Participant loans are classified as receivables in the Statements of Net Assets Available for Plan Benefits and measured at their unpaid principal balance plus any accrued but unpaid interest.

 

Participants’ Accounts

 

A separate account is maintained for each participant. Net investment income is comprised of dividend income, and net appreciation in fair value of investments and is allocated daily to each participant’s account on a proportional basis according to account balances so that each account bears its proportionate share of income or loss.

 

Distributions and Withdrawals

 

Participants may elect to receive their benefits when they reach 59½, or when they leave the Company. The Plan also provides death benefits to the designated beneficiary of eligible participants. An employee may withdraw any or all of his after-tax 401(k) contributions and participant rollover contributions at any time; early withdrawal of pre-tax and Company match 401(k) contributions may only be made by a participant upon attaining the age of 59½ or because of serious financial hardship, subject to limitations. Distributions are usually made in cash. If a participant’s account includes shares of Company stock, a participant can elect to receive a distribution in cash or stock. Unless a participant elects otherwise, in no event shall distributions commence later than sixty days after the close of the Plan year in which the latest of the following events occurs: the participant’s attainment of age 65; the tenth anniversary of the date on which the employee began participating in the plan; the participant’s termination date. Participants (active or otherwise) must commence distributions from the Plan no later than within a year of attaining the age of 70½.

 

 
5

 

 

THE ETHAN ALLEN

RETIREMENT SAVINGS PLAN

 

Notes to Financial Statements

December 31, 2014 and 2013

 

(2)

Summary of Significant Accounting Policies

 

Basis of Accounting and Presentation

 

The accompanying financial statements have been prepared on the accrual basis of accounting.

*EXTRACTED INFORMATION*:
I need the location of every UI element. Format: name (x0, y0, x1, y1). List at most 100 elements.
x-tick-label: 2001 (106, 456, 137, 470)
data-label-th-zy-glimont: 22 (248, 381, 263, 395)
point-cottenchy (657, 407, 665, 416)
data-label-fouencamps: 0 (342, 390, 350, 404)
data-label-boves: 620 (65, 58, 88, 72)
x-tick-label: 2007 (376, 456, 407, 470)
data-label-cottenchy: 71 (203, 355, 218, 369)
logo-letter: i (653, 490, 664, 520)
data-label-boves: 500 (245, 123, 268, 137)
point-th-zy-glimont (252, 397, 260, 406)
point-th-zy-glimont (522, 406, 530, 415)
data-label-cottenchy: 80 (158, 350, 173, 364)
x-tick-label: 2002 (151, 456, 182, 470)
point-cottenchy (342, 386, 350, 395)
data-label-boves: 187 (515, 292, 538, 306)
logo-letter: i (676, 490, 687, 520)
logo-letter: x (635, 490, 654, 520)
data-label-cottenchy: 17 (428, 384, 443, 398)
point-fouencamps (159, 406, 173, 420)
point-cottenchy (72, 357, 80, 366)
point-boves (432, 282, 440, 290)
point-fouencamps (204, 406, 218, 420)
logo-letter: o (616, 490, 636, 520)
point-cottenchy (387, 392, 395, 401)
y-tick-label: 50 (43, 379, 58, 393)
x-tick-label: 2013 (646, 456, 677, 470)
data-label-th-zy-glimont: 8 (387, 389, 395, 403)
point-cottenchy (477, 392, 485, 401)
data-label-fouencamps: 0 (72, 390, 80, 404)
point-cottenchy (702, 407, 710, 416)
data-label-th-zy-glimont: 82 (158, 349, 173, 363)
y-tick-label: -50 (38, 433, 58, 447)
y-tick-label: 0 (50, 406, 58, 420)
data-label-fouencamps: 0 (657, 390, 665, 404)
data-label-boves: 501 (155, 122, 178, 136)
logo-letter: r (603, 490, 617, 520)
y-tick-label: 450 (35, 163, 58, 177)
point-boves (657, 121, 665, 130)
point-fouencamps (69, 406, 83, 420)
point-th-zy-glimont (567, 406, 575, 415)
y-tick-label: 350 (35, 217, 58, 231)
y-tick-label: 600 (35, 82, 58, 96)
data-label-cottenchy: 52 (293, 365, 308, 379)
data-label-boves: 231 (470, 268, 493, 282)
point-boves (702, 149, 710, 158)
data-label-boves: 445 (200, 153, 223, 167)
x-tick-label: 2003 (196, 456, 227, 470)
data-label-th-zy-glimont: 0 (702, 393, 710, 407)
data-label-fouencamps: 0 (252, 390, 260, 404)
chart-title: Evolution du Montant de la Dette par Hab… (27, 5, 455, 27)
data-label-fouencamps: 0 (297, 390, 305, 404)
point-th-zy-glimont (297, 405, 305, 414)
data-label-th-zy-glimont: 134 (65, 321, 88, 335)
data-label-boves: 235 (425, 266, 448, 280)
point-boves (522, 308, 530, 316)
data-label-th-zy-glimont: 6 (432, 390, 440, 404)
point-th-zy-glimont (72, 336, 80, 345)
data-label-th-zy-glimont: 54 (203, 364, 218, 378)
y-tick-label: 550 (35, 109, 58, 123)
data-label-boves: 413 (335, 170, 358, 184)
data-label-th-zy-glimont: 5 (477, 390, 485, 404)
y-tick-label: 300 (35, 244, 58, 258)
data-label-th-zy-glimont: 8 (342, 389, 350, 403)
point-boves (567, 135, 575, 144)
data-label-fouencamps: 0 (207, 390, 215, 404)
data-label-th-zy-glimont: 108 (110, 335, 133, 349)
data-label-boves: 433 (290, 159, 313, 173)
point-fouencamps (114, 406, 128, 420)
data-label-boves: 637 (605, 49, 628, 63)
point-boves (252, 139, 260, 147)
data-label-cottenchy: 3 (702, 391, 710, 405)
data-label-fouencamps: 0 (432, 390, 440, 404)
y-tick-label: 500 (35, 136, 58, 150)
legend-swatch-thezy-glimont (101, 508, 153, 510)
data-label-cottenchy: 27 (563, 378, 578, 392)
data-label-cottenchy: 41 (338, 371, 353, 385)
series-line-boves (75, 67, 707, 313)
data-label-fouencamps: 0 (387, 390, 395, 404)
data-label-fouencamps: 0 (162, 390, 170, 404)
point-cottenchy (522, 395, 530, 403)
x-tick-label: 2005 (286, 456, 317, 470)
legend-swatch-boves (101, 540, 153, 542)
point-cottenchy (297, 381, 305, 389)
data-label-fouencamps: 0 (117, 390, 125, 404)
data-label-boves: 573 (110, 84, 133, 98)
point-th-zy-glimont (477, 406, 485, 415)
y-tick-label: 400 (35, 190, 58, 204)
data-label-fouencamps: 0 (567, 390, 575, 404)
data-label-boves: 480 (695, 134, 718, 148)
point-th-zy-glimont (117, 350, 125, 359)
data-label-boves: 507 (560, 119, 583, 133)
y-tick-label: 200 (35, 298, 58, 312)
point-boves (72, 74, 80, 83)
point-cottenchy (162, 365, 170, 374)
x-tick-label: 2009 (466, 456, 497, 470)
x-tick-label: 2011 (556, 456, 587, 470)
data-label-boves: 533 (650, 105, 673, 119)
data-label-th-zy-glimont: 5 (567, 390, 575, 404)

*CHALLENGE A*: Name the events in the retirement plan excerpt whose latest occurrence sets the deadline for distributions to begin.
*CHALLENGE B*: Copy word for word the part of the retirement plan excerpt that begins at the words "Participants’ Accounts" and stops after the words "income or loss.".

*COMPLETE ANSWER A*:
- The participant's attainment of age 65
- The tenth anniversary of the date on which the employee began participating in the plan
- The participant's termination date

*COMPLETE ANSWER B*:
Participants’ Accounts

 

A separate account is maintained for each participant. Net investment income is comprised of dividend income, and net appreciation in fair value of investments and is allocated daily to each participant’s account on a proportional basis according to account balances so that each account bears its proportionate share of income or loss.